WORK TO BE COMPLETED => Pull each line with the string "Nutrition" from the entries.

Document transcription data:
--*--

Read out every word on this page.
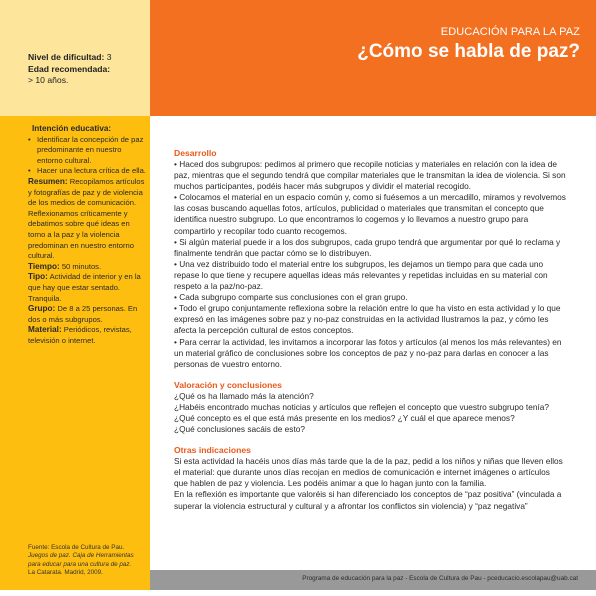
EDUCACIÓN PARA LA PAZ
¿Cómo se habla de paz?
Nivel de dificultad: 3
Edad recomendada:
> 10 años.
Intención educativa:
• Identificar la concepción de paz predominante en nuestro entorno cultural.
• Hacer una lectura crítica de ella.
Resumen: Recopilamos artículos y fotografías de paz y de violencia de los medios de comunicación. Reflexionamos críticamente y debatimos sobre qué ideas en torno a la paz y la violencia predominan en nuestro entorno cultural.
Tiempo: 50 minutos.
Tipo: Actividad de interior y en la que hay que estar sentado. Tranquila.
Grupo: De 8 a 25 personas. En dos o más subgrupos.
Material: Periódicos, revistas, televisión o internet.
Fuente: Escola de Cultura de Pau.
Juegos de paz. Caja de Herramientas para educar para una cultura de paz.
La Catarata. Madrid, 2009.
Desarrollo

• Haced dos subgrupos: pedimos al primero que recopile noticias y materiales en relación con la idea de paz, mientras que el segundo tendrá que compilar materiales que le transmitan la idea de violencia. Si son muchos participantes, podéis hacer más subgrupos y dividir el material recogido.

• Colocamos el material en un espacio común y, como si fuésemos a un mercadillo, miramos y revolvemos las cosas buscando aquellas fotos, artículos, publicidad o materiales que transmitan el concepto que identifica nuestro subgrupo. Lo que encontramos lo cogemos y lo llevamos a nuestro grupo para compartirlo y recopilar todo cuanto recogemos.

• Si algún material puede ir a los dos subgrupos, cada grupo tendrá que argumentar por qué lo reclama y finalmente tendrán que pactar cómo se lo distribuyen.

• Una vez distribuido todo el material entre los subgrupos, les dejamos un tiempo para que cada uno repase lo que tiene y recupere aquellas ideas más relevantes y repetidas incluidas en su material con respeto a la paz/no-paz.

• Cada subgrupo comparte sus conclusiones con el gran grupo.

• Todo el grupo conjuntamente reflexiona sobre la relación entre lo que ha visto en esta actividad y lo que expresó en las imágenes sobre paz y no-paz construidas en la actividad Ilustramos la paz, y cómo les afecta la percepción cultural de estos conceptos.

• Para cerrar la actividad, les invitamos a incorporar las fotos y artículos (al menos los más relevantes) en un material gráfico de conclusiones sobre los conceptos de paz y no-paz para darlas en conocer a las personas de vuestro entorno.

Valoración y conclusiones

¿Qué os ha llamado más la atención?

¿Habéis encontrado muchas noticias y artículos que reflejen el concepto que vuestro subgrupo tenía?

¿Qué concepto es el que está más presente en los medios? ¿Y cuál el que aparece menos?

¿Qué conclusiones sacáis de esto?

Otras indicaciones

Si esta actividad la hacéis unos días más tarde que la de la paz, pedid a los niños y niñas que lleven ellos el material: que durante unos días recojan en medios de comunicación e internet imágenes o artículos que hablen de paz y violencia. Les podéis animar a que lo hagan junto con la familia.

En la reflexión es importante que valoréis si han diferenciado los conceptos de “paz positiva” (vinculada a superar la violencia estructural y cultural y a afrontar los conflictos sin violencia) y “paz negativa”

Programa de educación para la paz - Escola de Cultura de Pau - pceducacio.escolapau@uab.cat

--*--

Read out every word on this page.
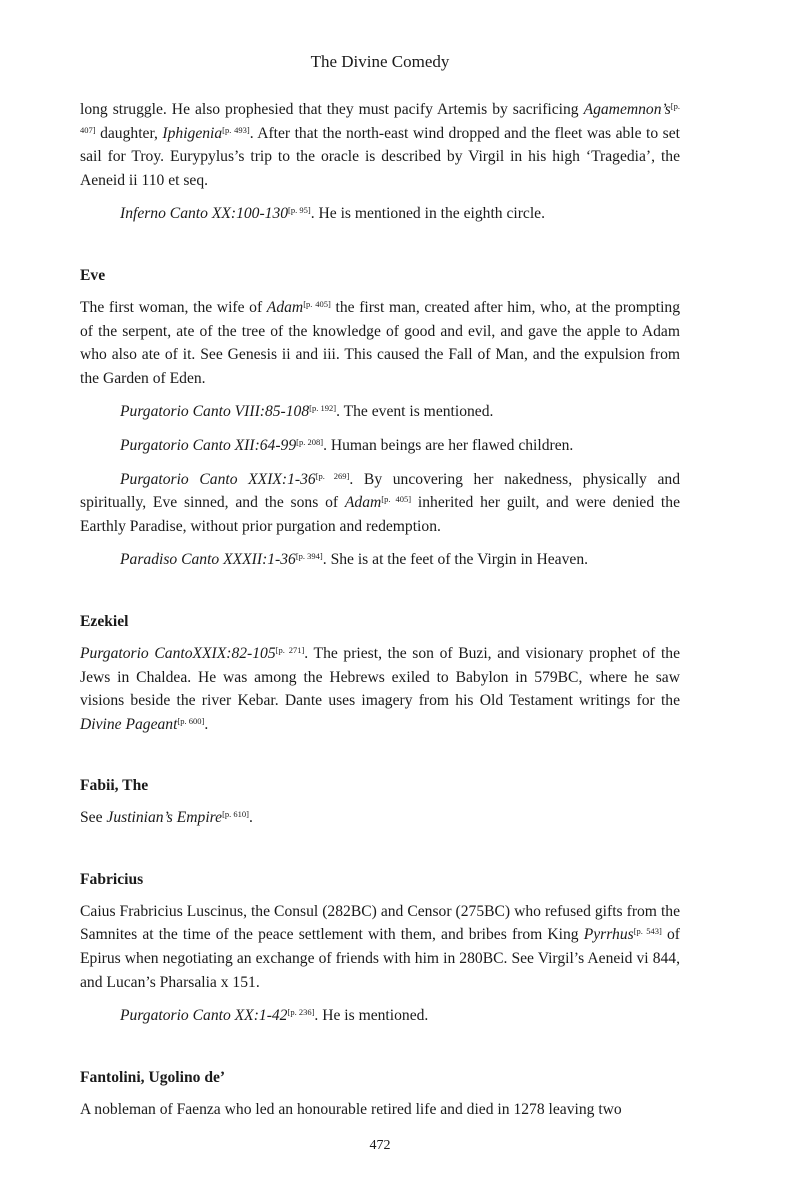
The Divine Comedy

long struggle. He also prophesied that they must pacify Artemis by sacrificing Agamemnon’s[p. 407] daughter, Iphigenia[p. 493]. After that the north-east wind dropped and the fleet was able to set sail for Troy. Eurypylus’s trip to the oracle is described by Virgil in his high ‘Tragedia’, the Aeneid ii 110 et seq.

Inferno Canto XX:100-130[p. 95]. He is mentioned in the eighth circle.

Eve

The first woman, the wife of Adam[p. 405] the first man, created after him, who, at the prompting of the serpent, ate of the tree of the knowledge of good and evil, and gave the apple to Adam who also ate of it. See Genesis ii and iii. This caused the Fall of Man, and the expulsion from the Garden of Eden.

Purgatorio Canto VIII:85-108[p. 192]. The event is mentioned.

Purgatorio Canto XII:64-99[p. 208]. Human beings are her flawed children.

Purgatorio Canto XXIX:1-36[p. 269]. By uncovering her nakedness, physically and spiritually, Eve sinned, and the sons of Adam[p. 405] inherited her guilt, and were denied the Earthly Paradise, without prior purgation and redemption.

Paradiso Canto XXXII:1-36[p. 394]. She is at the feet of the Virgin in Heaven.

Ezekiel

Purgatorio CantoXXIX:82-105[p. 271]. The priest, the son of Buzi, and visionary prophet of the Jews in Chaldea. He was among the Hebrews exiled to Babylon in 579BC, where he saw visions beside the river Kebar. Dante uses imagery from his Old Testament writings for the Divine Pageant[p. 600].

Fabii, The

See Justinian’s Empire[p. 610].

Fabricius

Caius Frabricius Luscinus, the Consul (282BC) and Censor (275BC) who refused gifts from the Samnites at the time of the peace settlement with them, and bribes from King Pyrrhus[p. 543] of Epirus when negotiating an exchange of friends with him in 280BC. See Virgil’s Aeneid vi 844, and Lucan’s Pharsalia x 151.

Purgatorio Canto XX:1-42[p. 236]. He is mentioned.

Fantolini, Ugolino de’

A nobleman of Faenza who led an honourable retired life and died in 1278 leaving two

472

--*--

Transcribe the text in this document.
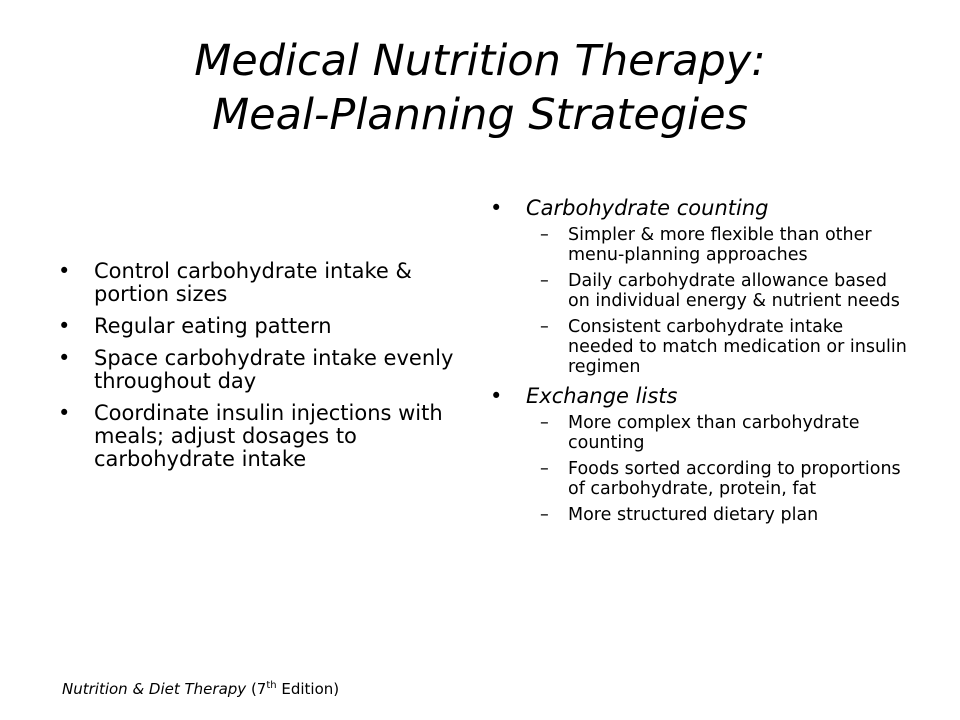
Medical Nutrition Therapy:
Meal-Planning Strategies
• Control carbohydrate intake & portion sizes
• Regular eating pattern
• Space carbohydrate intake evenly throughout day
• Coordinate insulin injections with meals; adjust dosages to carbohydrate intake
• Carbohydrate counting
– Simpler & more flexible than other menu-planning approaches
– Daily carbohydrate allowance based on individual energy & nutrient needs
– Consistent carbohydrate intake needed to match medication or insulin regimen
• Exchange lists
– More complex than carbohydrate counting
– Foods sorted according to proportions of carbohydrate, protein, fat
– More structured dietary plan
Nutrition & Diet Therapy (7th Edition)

--*--

SOLVED PROBLEM =>
Medical Nutrition Therapy:
Nutrition & Diet Therapy (7th Edition)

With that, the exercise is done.